◆ **Raw records**:
--- start ---
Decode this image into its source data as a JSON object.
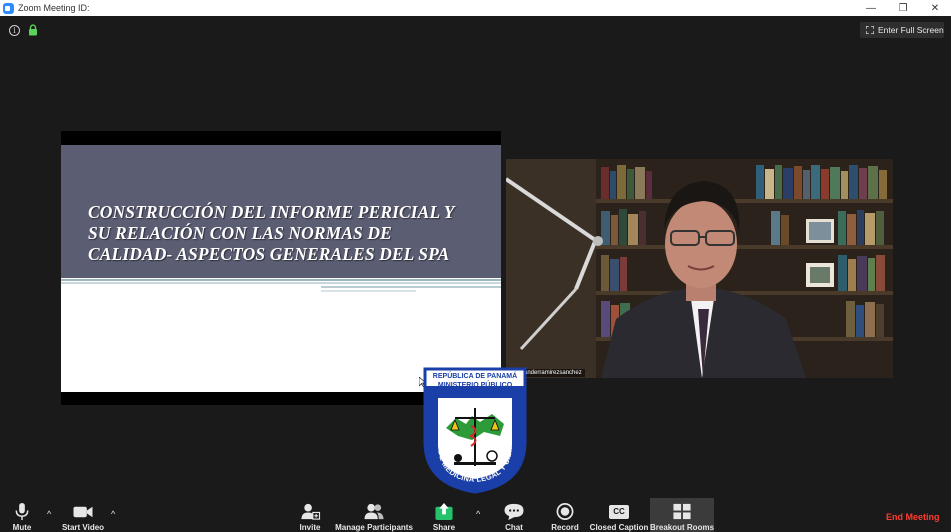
{
  "window": {
    "title": "Zoom Meeting ID:",
    "minimize_glyph": "—",
    "restore_glyph": "❐",
    "close_glyph": "✕"
  },
  "topbar": {
    "info_glyph": "i",
    "full_screen_label": "Enter Full Screen"
  },
  "share": {
    "slide_title_lines": [
      "CONSTRUCCIÓN DEL INFORME PERICIAL Y",
      "SU RELACIÓN CON LAS NORMAS DE",
      "CALIDAD- ASPECTOS GENERALES DEL SPA"
    ]
  },
  "video": {
    "participant_name": "alexanderramirezsanchez"
  },
  "seal": {
    "top_line_1": "REPÚBLICA DE PANAMÁ",
    "top_line_2": "MINISTERIO PÚBLICO",
    "ring_text": "INSTITUTO DE MEDICINA LEGAL Y CIENCIAS FORENSES"
  },
  "toolbar": {
    "mute": "Mute",
    "start_video": "Start Video",
    "invite": "Invite",
    "manage_participants": "Manage Participants",
    "share": "Share",
    "chat": "Chat",
    "record": "Record",
    "closed_caption": "Closed Caption",
    "cc_glyph": "CC",
    "breakout_rooms": "Breakout Rooms",
    "end_meeting": "End Meeting",
    "caret": "^"
  },
  "colors": {
    "accent_blue": "#2d8cff",
    "share_green": "#23c26b",
    "end_red": "#ff3b30",
    "lock_green": "#5bd35b",
    "slide_band": "#5b5d72",
    "seal_blue": "#1b3fa8"
  }
}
--- end ---
◆ **What to do**:
The records shown above are to be repeated exactly, with the pictures left out.

◆ **Correct answer**:
Decode this image into its source data as a JSON object.
{
  "window": {
    "title": "Zoom Meeting ID:",
    "minimize_glyph": "—",
    "restore_glyph": "❐",
    "close_glyph": "✕"
  },
  "topbar": {
    "info_glyph": "i",
    "full_screen_label": "Enter Full Screen"
  },
  "share": {
    "slide_title_lines": [
      "CONSTRUCCIÓN DEL INFORME PERICIAL Y",
      "SU RELACIÓN CON LAS NORMAS DE",
      "CALIDAD- ASPECTOS GENERALES DEL SPA"
    ]
  },
  "video": {
    "participant_name": "alexanderramirezsanchez"
  },
  "seal": {
    "top_line_1": "REPÚBLICA DE PANAMÁ",
    "top_line_2": "MINISTERIO PÚBLICO",
    "ring_text": "INSTITUTO DE MEDICINA LEGAL Y CIENCIAS FORENSES"
  },
  "toolbar": {
    "mute": "Mute",
    "start_video": "Start Video",
    "invite": "Invite",
    "manage_participants": "Manage Participants",
    "share": "Share",
    "chat": "Chat",
    "record": "Record",
    "closed_caption": "Closed Caption",
    "cc_glyph": "CC",
    "breakout_rooms": "Breakout Rooms",
    "end_meeting": "End Meeting",
    "caret": "^"
  },
  "colors": {
    "accent_blue": "#2d8cff",
    "share_green": "#23c26b",
    "end_red": "#ff3b30",
    "lock_green": "#5bd35b",
    "slide_band": "#5b5d72",
    "seal_blue": "#1b3fa8"
  }
}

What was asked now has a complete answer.